## Begin SUPPLIED MATERIAL
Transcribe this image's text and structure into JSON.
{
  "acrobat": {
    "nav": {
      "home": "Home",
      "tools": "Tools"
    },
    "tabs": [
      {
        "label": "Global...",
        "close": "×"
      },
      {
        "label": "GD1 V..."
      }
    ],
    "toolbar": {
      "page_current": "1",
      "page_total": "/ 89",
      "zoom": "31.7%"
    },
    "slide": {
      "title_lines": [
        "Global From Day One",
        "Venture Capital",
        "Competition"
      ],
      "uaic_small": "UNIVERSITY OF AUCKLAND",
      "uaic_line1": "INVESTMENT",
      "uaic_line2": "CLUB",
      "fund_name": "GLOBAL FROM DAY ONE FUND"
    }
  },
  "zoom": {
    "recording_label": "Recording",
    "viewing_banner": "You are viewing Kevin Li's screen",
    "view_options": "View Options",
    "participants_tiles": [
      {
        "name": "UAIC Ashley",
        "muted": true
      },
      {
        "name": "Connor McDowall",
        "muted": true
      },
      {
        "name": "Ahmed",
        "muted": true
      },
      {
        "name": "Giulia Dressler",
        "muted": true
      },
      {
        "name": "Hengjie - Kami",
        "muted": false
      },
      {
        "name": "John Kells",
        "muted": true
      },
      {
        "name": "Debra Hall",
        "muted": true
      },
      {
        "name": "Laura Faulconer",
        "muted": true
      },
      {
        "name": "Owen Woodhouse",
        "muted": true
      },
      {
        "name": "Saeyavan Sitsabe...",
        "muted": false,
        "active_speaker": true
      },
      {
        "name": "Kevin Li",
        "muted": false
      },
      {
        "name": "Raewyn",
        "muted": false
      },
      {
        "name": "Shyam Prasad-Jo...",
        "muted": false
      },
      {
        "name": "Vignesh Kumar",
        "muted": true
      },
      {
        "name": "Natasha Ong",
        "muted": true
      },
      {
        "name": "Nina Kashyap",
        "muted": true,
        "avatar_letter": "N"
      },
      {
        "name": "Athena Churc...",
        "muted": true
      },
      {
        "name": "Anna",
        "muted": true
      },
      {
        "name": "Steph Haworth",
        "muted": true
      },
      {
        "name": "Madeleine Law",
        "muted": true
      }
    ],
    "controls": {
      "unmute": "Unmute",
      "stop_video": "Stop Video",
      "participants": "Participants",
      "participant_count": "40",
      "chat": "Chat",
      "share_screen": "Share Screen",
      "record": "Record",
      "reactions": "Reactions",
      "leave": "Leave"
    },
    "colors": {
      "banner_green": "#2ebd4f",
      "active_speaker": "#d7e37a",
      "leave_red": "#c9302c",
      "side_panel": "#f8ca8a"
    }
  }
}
## End SUPPLIED MATERIAL
◆ **PROMPT**
Quote all of the entries verbatim.

◆ **THE REPLY**
Transcribe this image's text and structure into JSON.
{
  "acrobat": {
    "nav": {
      "home": "Home",
      "tools": "Tools"
    },
    "tabs": [
      {
        "label": "Global...",
        "close": "×"
      },
      {
        "label": "GD1 V..."
      }
    ],
    "toolbar": {
      "page_current": "1",
      "page_total": "/ 89",
      "zoom": "31.7%"
    },
    "slide": {
      "title_lines": [
        "Global From Day One",
        "Venture Capital",
        "Competition"
      ],
      "uaic_small": "UNIVERSITY OF AUCKLAND",
      "uaic_line1": "INVESTMENT",
      "uaic_line2": "CLUB",
      "fund_name": "GLOBAL FROM DAY ONE FUND"
    }
  },
  "zoom": {
    "recording_label": "Recording",
    "viewing_banner": "You are viewing Kevin Li's screen",
    "view_options": "View Options",
    "participants_tiles": [
      {
        "name": "UAIC Ashley",
        "muted": true
      },
      {
        "name": "Connor McDowall",
        "muted": true
      },
      {
        "name": "Ahmed",
        "muted": true
      },
      {
        "name": "Giulia Dressler",
        "muted": true
      },
      {
        "name": "Hengjie - Kami",
        "muted": false
      },
      {
        "name": "John Kells",
        "muted": true
      },
      {
        "name": "Debra Hall",
        "muted": true
      },
      {
        "name": "Laura Faulconer",
        "muted": true
      },
      {
        "name": "Owen Woodhouse",
        "muted": true
      },
      {
        "name": "Saeyavan Sitsabe...",
        "muted": false,
        "active_speaker": true
      },
      {
        "name": "Kevin Li",
        "muted": false
      },
      {
        "name": "Raewyn",
        "muted": false
      },
      {
        "name": "Shyam Prasad-Jo...",
        "muted": false
      },
      {
        "name": "Vignesh Kumar",
        "muted": true
      },
      {
        "name": "Natasha Ong",
        "muted": true
      },
      {
        "name": "Nina Kashyap",
        "muted": true,
        "avatar_letter": "N"
      },
      {
        "name": "Athena Churc...",
        "muted": true
      },
      {
        "name": "Anna",
        "muted": true
      },
      {
        "name": "Steph Haworth",
        "muted": true
      },
      {
        "name": "Madeleine Law",
        "muted": true
      }
    ],
    "controls": {
      "unmute": "Unmute",
      "stop_video": "Stop Video",
      "participants": "Participants",
      "participant_count": "40",
      "chat": "Chat",
      "share_screen": "Share Screen",
      "record": "Record",
      "reactions": "Reactions",
      "leave": "Leave"
    },
    "colors": {
      "banner_green": "#2ebd4f",
      "active_speaker": "#d7e37a",
      "leave_red": "#c9302c",
      "side_panel": "#f8ca8a"
    }
  }
}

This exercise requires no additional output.